→ YOUR GOAL:
Check each line of the entries below for the string "Margin"; copy every line where it appears.

→ Data entries for graphics:
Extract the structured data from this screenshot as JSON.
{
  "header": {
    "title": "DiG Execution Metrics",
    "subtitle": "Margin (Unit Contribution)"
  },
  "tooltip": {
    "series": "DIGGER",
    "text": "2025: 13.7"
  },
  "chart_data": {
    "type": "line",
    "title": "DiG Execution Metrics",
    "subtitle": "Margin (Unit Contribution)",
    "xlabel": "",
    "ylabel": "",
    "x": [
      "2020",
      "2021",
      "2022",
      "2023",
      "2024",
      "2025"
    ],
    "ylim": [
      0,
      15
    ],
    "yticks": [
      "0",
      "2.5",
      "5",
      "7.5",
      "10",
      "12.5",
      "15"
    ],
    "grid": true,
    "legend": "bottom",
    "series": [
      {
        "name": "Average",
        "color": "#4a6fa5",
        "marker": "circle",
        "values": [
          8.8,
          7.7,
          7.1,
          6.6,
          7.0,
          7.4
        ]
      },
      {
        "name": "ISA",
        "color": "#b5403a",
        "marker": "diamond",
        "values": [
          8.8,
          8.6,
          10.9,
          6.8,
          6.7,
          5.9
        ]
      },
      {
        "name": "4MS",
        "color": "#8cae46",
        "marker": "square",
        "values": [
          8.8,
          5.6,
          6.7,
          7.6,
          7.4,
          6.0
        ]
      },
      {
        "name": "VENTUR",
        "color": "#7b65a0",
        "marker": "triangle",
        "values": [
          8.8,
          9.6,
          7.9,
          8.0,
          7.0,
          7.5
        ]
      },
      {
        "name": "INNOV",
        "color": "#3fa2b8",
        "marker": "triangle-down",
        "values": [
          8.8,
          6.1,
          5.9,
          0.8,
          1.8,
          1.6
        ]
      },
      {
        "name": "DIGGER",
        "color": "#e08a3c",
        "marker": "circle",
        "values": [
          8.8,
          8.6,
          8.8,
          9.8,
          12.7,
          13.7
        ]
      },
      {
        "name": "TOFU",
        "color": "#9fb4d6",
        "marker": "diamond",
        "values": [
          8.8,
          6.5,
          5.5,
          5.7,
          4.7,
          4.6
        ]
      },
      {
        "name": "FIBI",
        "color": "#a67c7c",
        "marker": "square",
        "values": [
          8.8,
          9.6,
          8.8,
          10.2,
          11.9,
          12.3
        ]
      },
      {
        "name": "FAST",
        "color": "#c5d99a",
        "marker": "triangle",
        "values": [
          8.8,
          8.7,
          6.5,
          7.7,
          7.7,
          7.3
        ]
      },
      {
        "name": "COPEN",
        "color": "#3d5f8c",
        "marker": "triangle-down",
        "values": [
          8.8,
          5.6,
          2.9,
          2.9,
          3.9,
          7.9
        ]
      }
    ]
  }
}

→ CORRECT RESULT:
    "subtitle": "Margin (Unit Contribution)"
    "subtitle": "Margin (Unit Contribution)",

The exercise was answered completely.